Recorded data:
# # # # #

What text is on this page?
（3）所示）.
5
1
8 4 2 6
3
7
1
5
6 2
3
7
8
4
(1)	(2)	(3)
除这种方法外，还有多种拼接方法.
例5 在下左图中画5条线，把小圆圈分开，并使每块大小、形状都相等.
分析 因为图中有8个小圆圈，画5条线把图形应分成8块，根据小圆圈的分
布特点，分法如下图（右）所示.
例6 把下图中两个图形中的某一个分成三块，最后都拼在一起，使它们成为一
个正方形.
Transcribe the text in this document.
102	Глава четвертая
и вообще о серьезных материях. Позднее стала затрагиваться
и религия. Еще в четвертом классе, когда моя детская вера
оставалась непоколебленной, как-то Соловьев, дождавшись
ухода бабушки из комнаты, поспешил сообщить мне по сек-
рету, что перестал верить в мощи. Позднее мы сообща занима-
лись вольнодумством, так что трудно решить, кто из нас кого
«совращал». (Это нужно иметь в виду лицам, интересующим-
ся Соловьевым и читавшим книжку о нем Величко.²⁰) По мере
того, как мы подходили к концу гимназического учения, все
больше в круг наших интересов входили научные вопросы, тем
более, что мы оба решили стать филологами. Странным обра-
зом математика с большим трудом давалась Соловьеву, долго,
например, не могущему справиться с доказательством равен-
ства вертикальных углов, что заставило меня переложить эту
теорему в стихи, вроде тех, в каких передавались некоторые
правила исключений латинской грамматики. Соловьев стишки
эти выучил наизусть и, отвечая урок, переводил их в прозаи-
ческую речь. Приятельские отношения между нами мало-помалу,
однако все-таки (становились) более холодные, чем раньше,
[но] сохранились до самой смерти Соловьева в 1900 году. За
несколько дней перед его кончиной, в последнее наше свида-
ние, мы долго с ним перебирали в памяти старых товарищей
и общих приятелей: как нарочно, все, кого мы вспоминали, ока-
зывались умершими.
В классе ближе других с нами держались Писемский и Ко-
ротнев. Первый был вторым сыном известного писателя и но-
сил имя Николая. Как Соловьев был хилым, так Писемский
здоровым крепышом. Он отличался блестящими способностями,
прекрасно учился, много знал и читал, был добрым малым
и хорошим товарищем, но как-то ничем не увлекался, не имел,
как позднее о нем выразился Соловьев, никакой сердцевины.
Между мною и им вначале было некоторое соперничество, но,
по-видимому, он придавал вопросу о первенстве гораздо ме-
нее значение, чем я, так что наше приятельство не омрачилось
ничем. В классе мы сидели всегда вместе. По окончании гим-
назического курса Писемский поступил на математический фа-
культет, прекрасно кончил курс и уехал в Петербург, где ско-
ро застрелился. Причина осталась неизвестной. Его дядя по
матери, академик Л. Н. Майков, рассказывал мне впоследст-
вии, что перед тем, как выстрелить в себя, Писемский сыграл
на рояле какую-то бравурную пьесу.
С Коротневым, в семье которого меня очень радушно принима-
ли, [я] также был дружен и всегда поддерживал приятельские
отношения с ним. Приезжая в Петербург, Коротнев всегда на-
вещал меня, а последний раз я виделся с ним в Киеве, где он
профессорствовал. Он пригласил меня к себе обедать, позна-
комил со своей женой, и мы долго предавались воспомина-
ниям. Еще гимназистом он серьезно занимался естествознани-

# # # # #

_Exercise brief_
Extract all lines as given.

_Output for this task_
What text is on this page?
（3）所示）.
5
1
8 4 2 6
3
7
1
5
6 2
3
7
8
4
(1)	(2)	(3)
除这种方法外，还有多种拼接方法.
例5 在下左图中画5条线，把小圆圈分开，并使每块大小、形状都相等.
分析 因为图中有8个小圆圈，画5条线把图形应分成8块，根据小圆圈的分
布特点，分法如下图（右）所示.
例6 把下图中两个图形中的某一个分成三块，最后都拼在一起，使它们成为一
个正方形.
Transcribe the text in this document.
102	Глава четвертая
и вообще о серьезных материях. Позднее стала затрагиваться
и религия. Еще в четвертом классе, когда моя детская вера
оставалась непоколебленной, как-то Соловьев, дождавшись
ухода бабушки из комнаты, поспешил сообщить мне по сек-
рету, что перестал верить в мощи. Позднее мы сообща занима-
лись вольнодумством, так что трудно решить, кто из нас кого
«совращал». (Это нужно иметь в виду лицам, интересующим-
ся Соловьевым и читавшим книжку о нем Величко.²⁰) По мере
того, как мы подходили к концу гимназического учения, все
больше в круг наших интересов входили научные вопросы, тем
более, что мы оба решили стать филологами. Странным обра-
зом математика с большим трудом давалась Соловьеву, долго,
например, не могущему справиться с доказательством равен-
ства вертикальных углов, что заставило меня переложить эту
теорему в стихи, вроде тех, в каких передавались некоторые
правила исключений латинской грамматики. Соловьев стишки
эти выучил наизусть и, отвечая урок, переводил их в прозаи-
ческую речь. Приятельские отношения между нами мало-помалу,
однако все-таки (становились) более холодные, чем раньше,
[но] сохранились до самой смерти Соловьева в 1900 году. За
несколько дней перед его кончиной, в последнее наше свида-
ние, мы долго с ним перебирали в памяти старых товарищей
и общих приятелей: как нарочно, все, кого мы вспоминали, ока-
зывались умершими.
В классе ближе других с нами держались Писемский и Ко-
ротнев. Первый был вторым сыном известного писателя и но-
сил имя Николая. Как Соловьев был хилым, так Писемский
здоровым крепышом. Он отличался блестящими способностями,
прекрасно учился, много знал и читал, был добрым малым
и хорошим товарищем, но как-то ничем не увлекался, не имел,
как позднее о нем выразился Соловьев, никакой сердцевины.
Между мною и им вначале было некоторое соперничество, но,
по-видимому, он придавал вопросу о первенстве гораздо ме-
нее значение, чем я, так что наше приятельство не омрачилось
ничем. В классе мы сидели всегда вместе. По окончании гим-
назического курса Писемский поступил на математический фа-
культет, прекрасно кончил курс и уехал в Петербург, где ско-
ро застрелился. Причина осталась неизвестной. Его дядя по
матери, академик Л. Н. Майков, рассказывал мне впоследст-
вии, что перед тем, как выстрелить в себя, Писемский сыграл
на рояле какую-то бравурную пьесу.
С Коротневым, в семье которого меня очень радушно принима-
ли, [я] также был дружен и всегда поддерживал приятельские
отношения с ним. Приезжая в Петербург, Коротнев всегда на-
вещал меня, а последний раз я виделся с ним в Киеве, где он
профессорствовал. Он пригласил меня к себе обедать, позна-
комил со своей женой, и мы долго предавались воспомина-
ниям. Еще гимназистом он серьезно занимался естествознани-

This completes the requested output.